[WRITTEN REQUEST]:
Update the entries from the start through the line containing "monitor-icon[interactable] bbox=[5, 36, 27, 58]", inclusive, replacing every "interactable" with "clickable" and leaving everything else unchanged.
_ _ _
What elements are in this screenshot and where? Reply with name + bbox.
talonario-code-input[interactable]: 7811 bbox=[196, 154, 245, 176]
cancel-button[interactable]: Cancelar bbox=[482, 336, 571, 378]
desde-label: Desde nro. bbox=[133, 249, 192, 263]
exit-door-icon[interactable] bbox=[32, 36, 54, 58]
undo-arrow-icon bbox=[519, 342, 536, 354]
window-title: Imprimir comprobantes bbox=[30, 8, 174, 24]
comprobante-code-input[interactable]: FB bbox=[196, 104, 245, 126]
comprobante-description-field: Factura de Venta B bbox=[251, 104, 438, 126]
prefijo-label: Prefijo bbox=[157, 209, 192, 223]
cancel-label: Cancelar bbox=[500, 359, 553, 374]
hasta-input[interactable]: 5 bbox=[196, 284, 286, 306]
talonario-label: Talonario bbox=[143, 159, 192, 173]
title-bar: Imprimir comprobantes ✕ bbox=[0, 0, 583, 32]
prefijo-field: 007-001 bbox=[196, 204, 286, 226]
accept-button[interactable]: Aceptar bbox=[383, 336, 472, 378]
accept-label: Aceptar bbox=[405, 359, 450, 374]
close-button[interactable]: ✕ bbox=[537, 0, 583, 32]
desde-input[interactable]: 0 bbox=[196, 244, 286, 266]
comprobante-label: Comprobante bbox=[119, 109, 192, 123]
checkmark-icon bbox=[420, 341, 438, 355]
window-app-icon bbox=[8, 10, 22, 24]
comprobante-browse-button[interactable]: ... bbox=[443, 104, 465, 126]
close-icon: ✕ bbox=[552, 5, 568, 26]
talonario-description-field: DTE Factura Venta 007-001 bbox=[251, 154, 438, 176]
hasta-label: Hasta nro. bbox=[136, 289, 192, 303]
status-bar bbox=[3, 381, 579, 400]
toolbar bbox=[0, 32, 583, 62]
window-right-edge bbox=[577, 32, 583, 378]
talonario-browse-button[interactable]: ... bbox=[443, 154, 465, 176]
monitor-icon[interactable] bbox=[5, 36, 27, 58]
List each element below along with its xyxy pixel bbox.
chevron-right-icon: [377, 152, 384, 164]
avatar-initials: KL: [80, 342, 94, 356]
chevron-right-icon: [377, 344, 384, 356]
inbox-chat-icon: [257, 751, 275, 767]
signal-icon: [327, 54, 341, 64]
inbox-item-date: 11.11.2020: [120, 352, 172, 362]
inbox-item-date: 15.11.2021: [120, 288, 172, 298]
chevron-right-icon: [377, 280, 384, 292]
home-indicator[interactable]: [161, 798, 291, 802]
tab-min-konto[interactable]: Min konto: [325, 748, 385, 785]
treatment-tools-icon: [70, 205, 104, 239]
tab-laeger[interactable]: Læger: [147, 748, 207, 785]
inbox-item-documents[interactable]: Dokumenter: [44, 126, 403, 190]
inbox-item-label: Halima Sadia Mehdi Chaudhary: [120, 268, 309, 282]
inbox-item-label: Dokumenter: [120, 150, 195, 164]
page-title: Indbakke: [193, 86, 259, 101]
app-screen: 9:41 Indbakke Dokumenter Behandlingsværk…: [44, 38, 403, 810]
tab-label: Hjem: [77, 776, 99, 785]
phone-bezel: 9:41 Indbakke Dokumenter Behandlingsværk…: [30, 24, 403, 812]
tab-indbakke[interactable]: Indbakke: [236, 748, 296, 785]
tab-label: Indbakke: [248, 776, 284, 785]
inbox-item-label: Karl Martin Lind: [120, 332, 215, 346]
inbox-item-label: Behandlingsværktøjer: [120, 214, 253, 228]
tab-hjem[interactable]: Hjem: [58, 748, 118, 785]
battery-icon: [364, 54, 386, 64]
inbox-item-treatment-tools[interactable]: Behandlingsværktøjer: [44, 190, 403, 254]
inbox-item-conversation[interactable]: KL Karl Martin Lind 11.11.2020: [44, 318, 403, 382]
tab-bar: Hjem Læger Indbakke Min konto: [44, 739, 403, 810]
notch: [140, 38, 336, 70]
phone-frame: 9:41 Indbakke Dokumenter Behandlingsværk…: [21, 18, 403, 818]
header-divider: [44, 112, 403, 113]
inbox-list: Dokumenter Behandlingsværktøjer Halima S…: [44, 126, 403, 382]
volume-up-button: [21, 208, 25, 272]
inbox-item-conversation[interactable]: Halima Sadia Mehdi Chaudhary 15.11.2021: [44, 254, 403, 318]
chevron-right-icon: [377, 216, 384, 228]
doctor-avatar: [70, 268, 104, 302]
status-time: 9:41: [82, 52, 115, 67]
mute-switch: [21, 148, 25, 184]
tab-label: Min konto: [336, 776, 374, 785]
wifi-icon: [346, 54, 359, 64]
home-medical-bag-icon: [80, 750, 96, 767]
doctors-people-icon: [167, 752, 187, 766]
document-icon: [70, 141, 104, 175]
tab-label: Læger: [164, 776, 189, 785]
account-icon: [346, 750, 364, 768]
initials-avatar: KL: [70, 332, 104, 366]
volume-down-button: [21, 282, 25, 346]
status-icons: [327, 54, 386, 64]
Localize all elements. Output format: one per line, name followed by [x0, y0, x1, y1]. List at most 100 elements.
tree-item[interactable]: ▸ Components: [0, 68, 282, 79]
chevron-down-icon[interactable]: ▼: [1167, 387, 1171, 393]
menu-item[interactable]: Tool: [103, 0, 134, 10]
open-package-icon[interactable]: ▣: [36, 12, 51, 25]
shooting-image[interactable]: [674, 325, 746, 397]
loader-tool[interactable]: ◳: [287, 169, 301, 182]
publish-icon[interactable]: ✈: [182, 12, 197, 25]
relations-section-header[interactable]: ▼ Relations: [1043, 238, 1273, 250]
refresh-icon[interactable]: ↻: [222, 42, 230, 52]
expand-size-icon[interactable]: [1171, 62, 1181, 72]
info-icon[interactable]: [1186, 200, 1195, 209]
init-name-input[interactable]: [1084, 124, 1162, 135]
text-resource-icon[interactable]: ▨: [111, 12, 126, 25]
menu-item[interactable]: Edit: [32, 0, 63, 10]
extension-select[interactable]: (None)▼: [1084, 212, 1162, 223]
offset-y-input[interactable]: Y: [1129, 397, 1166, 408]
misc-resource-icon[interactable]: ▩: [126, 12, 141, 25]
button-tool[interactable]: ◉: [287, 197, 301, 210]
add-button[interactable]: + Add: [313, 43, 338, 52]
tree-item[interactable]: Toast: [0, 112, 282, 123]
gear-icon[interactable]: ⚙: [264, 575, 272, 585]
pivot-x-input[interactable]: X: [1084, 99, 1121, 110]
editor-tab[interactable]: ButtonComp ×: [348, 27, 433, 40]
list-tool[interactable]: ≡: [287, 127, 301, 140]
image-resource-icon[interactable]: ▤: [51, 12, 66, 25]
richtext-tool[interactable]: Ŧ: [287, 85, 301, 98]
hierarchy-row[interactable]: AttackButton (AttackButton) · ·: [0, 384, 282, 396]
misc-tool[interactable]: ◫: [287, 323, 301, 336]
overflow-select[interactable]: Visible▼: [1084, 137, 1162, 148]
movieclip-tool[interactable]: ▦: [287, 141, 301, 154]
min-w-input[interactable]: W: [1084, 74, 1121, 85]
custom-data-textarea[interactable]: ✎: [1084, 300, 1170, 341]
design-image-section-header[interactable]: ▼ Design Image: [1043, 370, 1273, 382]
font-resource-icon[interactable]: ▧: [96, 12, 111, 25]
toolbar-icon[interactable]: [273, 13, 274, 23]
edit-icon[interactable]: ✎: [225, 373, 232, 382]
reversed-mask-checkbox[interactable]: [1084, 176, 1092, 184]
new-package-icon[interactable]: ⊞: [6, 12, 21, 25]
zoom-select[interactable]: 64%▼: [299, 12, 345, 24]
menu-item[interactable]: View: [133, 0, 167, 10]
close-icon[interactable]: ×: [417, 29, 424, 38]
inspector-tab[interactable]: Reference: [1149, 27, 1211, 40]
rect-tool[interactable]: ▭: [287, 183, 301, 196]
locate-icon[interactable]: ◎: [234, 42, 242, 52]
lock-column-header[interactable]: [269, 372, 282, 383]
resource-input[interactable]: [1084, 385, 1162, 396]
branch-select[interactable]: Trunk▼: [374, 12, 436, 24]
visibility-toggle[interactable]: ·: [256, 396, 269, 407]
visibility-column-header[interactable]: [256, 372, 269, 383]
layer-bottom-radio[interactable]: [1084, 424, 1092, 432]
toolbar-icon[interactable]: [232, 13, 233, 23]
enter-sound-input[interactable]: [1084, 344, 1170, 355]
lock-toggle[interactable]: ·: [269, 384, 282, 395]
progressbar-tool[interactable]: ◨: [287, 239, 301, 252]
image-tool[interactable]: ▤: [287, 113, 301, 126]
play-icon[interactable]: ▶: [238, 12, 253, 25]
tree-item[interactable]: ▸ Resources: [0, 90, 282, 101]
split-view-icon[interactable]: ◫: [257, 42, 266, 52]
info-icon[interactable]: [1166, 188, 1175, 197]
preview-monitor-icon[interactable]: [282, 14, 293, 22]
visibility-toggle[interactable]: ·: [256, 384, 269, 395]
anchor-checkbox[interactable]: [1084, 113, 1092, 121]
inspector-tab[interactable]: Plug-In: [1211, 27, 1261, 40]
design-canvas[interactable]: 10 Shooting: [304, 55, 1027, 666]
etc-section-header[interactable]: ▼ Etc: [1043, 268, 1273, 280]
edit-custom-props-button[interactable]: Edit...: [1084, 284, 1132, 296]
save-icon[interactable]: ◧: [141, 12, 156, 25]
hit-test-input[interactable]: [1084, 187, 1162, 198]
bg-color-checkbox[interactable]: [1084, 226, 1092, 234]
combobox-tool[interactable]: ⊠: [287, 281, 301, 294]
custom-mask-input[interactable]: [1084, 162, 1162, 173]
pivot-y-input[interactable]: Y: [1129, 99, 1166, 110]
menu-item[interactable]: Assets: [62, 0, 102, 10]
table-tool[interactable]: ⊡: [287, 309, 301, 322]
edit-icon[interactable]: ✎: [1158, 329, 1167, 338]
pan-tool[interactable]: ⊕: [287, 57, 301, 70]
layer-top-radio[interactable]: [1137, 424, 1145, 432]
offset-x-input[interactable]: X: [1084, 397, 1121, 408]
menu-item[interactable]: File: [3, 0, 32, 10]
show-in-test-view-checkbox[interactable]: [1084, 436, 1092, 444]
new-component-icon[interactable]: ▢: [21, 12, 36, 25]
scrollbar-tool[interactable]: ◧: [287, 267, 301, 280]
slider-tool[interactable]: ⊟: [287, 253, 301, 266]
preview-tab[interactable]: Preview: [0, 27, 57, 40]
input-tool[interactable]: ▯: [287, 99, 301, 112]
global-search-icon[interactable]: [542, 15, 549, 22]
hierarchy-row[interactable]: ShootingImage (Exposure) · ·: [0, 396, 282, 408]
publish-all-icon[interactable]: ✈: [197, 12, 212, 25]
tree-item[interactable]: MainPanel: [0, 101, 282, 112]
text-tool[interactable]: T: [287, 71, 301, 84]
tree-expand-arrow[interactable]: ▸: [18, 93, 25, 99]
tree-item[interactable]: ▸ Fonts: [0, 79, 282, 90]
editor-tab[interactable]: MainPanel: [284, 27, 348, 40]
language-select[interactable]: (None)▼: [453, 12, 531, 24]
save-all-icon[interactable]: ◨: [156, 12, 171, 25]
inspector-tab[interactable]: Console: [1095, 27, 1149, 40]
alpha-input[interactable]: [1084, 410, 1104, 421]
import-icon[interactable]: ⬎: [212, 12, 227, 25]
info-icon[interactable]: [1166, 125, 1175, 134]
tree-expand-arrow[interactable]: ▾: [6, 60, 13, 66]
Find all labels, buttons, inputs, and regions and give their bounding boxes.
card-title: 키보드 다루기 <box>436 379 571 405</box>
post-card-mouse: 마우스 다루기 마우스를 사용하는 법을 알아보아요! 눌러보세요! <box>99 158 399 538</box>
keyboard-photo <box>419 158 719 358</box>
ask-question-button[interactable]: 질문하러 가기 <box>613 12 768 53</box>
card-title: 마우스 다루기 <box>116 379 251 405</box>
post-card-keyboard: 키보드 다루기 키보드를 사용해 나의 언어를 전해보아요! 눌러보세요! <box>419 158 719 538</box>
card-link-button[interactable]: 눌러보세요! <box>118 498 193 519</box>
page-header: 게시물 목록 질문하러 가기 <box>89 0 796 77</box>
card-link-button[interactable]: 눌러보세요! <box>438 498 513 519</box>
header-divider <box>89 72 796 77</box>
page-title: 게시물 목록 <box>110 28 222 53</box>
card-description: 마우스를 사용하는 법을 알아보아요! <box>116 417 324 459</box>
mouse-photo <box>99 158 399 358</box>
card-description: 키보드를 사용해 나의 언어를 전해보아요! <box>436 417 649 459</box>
_ _ _
[RESPONSE TO THIS TASK]:
What elements are in this screenshot and where? Reply with name + bbox.
talonario-code-input[clickable]: 7811 bbox=[196, 154, 245, 176]
cancel-button[clickable]: Cancelar bbox=[482, 336, 571, 378]
desde-label: Desde nro. bbox=[133, 249, 192, 263]
exit-door-icon[clickable] bbox=[32, 36, 54, 58]
undo-arrow-icon bbox=[519, 342, 536, 354]
window-title: Imprimir comprobantes bbox=[30, 8, 174, 24]
comprobante-code-input[clickable]: FB bbox=[196, 104, 245, 126]
comprobante-description-field: Factura de Venta B bbox=[251, 104, 438, 126]
prefijo-label: Prefijo bbox=[157, 209, 192, 223]
cancel-label: Cancelar bbox=[500, 359, 553, 374]
hasta-input[clickable]: 5 bbox=[196, 284, 286, 306]
talonario-label: Talonario bbox=[143, 159, 192, 173]
title-bar: Imprimir comprobantes ✕ bbox=[0, 0, 583, 32]
prefijo-field: 007-001 bbox=[196, 204, 286, 226]
accept-button[clickable]: Aceptar bbox=[383, 336, 472, 378]
accept-label: Aceptar bbox=[405, 359, 450, 374]
close-button[clickable]: ✕ bbox=[537, 0, 583, 32]
desde-input[clickable]: 0 bbox=[196, 244, 286, 266]
comprobante-label: Comprobante bbox=[119, 109, 192, 123]
checkmark-icon bbox=[420, 341, 438, 355]
window-app-icon bbox=[8, 10, 22, 24]
comprobante-browse-button[clickable]: ... bbox=[443, 104, 465, 126]
close-icon: ✕ bbox=[552, 5, 568, 26]
talonario-description-field: DTE Factura Venta 007-001 bbox=[251, 154, 438, 176]
hasta-label: Hasta nro. bbox=[136, 289, 192, 303]
status-bar bbox=[3, 381, 579, 400]
toolbar bbox=[0, 32, 583, 62]
window-right-edge bbox=[577, 32, 583, 378]
talonario-browse-button[clickable]: ... bbox=[443, 154, 465, 176]
monitor-icon[clickable] bbox=[5, 36, 27, 58]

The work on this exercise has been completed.